======== Record list ========

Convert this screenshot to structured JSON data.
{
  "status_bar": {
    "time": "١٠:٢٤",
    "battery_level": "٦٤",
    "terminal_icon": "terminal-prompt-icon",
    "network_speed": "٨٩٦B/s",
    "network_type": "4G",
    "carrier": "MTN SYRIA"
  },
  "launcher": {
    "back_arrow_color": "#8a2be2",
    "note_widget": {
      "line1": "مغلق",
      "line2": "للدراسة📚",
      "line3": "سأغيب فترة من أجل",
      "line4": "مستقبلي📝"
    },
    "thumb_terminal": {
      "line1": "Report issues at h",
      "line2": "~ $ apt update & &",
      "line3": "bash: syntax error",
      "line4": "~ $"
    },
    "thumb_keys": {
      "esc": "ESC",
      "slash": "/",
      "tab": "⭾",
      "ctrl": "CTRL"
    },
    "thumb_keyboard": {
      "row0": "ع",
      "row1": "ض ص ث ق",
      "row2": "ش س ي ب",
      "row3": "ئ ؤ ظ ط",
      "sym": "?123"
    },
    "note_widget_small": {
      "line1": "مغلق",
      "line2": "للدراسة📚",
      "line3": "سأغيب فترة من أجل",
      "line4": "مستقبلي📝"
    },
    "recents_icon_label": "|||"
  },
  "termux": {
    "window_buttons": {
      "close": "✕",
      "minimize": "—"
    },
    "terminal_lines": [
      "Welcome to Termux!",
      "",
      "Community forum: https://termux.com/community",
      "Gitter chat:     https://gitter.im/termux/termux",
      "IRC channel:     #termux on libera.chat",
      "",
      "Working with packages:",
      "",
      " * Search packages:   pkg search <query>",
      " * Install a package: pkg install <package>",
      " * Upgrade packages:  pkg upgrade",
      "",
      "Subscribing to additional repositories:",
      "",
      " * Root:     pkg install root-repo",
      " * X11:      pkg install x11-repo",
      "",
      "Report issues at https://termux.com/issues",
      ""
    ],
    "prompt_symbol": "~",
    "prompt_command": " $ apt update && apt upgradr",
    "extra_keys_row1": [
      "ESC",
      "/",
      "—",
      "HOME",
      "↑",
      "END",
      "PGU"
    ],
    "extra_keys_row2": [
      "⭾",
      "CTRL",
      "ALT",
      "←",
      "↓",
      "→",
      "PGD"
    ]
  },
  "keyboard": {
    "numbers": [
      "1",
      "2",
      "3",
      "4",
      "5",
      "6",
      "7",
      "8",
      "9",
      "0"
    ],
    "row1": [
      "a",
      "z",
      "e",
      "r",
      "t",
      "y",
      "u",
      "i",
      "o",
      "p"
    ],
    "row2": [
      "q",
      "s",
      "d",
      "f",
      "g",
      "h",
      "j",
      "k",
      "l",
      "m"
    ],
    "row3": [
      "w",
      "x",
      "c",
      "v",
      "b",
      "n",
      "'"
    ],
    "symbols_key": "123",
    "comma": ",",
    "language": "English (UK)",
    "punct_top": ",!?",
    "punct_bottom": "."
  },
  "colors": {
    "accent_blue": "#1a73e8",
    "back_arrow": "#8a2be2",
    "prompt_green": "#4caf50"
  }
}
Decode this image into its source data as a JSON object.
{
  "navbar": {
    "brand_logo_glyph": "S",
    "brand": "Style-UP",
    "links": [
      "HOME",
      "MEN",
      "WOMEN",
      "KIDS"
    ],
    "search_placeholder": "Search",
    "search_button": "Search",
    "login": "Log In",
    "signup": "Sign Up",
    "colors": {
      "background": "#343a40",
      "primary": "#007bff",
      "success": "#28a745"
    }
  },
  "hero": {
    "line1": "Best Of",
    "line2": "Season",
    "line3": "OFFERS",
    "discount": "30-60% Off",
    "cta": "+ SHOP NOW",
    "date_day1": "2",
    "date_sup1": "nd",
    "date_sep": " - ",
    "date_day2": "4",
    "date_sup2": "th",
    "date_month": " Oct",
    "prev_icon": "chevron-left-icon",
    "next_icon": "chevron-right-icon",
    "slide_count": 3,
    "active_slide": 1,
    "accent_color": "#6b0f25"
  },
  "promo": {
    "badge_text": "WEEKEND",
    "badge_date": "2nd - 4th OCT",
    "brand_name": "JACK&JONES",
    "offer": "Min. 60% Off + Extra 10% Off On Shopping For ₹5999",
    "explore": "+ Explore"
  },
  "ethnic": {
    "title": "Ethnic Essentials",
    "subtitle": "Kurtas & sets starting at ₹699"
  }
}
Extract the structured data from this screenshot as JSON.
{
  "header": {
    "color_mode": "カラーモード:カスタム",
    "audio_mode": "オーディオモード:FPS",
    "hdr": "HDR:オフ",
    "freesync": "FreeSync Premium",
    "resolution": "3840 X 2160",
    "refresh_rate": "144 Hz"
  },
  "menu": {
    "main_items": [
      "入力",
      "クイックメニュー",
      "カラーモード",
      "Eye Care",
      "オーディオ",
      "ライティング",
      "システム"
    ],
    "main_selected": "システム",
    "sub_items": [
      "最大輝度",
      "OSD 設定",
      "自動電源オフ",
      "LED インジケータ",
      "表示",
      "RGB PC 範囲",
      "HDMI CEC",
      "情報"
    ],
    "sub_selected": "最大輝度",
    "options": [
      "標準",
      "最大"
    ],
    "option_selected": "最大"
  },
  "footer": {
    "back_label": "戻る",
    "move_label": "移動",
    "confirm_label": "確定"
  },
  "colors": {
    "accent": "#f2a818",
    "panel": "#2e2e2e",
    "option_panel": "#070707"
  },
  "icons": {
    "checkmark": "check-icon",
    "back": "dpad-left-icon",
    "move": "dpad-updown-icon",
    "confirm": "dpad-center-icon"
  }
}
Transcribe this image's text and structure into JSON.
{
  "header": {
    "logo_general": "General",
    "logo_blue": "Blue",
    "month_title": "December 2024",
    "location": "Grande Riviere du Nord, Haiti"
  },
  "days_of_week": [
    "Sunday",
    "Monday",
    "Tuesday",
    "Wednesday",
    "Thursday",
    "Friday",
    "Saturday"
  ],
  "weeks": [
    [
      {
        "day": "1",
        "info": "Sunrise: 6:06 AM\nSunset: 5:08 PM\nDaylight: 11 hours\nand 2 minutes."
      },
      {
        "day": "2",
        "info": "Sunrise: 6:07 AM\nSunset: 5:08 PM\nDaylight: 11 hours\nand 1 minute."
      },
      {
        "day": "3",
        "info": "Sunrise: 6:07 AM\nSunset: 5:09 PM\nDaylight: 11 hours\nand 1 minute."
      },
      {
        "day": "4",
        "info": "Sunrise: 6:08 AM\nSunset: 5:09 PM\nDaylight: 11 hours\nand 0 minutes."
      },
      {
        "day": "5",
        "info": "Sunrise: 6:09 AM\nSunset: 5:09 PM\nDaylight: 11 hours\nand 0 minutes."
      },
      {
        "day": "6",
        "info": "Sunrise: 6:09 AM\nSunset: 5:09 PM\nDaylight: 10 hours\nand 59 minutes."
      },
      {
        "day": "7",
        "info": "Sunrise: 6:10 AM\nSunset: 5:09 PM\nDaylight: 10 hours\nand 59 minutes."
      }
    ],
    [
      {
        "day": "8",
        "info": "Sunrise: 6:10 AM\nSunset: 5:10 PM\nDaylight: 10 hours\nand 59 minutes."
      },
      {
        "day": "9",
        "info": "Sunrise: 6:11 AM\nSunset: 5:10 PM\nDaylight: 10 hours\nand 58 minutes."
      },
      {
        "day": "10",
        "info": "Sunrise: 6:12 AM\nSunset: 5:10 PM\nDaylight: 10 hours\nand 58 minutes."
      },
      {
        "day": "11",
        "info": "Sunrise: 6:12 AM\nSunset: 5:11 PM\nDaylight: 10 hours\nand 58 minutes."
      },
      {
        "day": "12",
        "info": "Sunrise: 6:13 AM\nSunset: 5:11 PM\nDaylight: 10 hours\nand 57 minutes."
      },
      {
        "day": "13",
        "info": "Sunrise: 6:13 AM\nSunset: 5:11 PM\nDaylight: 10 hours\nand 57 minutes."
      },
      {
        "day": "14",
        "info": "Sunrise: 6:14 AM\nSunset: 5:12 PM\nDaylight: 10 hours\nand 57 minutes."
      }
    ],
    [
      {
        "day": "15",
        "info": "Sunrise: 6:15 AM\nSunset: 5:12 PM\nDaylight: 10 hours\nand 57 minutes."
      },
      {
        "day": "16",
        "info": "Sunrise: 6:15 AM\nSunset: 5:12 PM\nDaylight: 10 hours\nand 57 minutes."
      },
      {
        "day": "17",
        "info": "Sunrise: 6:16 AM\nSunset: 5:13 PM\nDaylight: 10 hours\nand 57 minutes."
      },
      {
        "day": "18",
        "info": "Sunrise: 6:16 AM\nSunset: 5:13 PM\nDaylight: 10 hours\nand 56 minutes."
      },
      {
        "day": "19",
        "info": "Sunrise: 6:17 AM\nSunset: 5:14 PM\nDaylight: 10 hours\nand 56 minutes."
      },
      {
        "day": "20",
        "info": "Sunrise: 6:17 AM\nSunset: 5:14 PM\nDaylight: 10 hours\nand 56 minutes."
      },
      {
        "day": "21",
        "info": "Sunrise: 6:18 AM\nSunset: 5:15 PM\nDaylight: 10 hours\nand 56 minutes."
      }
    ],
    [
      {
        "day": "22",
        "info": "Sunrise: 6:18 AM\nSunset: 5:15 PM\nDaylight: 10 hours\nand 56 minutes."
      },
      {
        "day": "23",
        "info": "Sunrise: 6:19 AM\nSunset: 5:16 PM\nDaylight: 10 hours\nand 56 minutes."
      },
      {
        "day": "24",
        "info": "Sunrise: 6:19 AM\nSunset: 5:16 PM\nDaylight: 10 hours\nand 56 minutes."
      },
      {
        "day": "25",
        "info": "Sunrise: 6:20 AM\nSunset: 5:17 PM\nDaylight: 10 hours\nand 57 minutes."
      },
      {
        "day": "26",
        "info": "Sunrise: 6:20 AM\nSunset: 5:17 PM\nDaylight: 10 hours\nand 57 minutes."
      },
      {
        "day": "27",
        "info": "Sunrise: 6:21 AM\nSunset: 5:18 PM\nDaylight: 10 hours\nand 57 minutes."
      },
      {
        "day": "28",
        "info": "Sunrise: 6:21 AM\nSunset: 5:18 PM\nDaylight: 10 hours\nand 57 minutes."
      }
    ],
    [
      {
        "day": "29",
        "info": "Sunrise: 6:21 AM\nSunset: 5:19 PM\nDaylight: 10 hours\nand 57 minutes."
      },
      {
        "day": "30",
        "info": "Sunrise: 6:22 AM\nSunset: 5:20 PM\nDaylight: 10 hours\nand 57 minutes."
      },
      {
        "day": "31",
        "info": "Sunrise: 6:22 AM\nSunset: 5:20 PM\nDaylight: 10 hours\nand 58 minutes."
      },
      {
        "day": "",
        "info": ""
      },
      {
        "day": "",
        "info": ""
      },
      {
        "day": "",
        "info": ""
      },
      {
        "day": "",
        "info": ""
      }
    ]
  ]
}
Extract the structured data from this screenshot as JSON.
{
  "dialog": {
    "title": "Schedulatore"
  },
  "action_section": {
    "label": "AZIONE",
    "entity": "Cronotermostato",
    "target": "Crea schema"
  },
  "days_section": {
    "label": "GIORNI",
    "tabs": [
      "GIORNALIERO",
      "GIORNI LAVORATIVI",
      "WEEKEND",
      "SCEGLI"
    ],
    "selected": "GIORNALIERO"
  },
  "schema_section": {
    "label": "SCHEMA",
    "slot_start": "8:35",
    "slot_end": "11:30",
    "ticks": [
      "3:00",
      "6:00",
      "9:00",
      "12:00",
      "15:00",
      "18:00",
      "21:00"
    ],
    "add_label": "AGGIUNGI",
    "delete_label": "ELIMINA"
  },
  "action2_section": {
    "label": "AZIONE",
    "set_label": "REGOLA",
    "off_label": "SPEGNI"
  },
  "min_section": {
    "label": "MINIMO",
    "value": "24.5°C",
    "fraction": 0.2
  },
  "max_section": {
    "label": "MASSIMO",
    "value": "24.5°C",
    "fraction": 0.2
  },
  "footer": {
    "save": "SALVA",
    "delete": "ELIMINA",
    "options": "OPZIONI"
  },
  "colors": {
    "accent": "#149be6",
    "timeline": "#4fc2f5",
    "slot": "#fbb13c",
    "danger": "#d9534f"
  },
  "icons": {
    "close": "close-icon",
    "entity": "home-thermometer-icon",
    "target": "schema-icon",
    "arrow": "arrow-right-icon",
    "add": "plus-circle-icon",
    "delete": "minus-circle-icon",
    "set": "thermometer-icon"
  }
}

========

### What this task involves
Filter the data for the string "chat" and copy every line that has it.

### Correct output
      "Gitter chat:     https://gitter.im/termux/termux",
      "IRC channel:     #termux on libera.chat",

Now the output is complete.